— SET TASK —
Can you print the data exactly and leave out each image?
-- MATERIAL start --
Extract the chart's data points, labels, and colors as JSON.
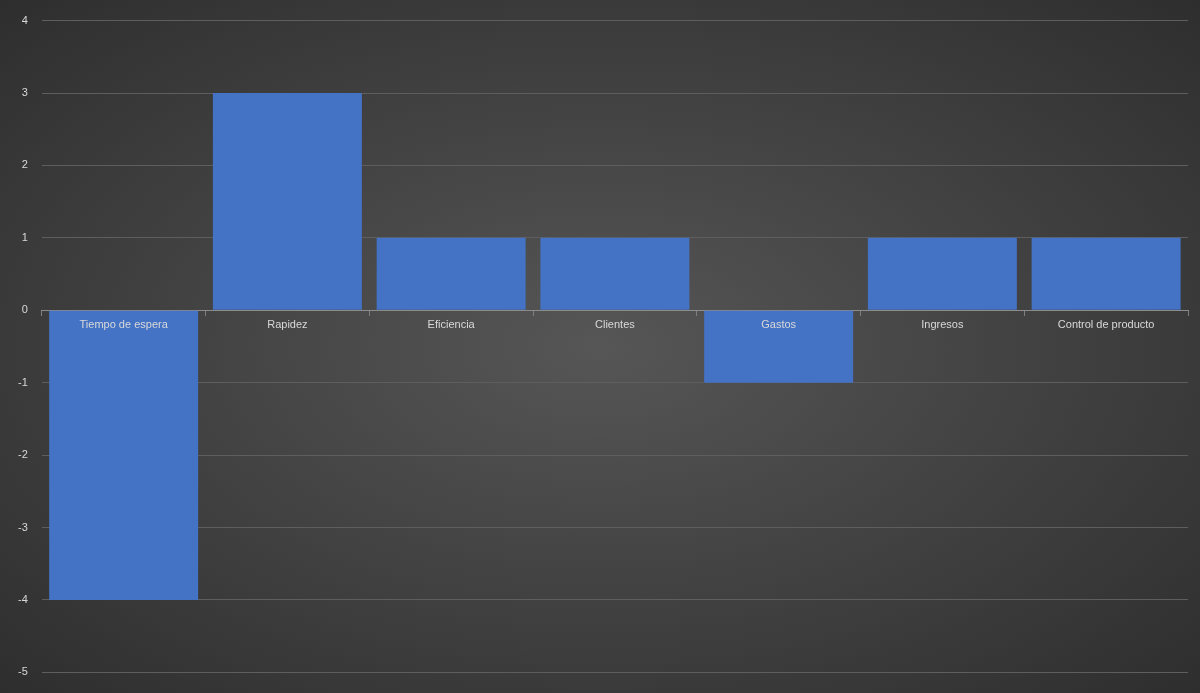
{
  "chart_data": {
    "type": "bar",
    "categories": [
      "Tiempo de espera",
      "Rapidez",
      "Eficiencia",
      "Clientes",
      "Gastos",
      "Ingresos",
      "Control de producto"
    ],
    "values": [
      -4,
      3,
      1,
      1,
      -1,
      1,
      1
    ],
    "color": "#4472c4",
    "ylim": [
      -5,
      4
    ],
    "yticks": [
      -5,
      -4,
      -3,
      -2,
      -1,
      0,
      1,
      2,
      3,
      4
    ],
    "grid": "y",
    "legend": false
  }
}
-- MATERIAL end --
— COMPLETED TASK —
Extract the chart's data points, labels, and colors as JSON.
{
  "chart_data": {
    "type": "bar",
    "categories": [
      "Tiempo de espera",
      "Rapidez",
      "Eficiencia",
      "Clientes",
      "Gastos",
      "Ingresos",
      "Control de producto"
    ],
    "values": [
      -4,
      3,
      1,
      1,
      -1,
      1,
      1
    ],
    "color": "#4472c4",
    "ylim": [
      -5,
      4
    ],
    "yticks": [
      -5,
      -4,
      -3,
      -2,
      -1,
      0,
      1,
      2,
      3,
      4
    ],
    "grid": "y",
    "legend": false
  }
}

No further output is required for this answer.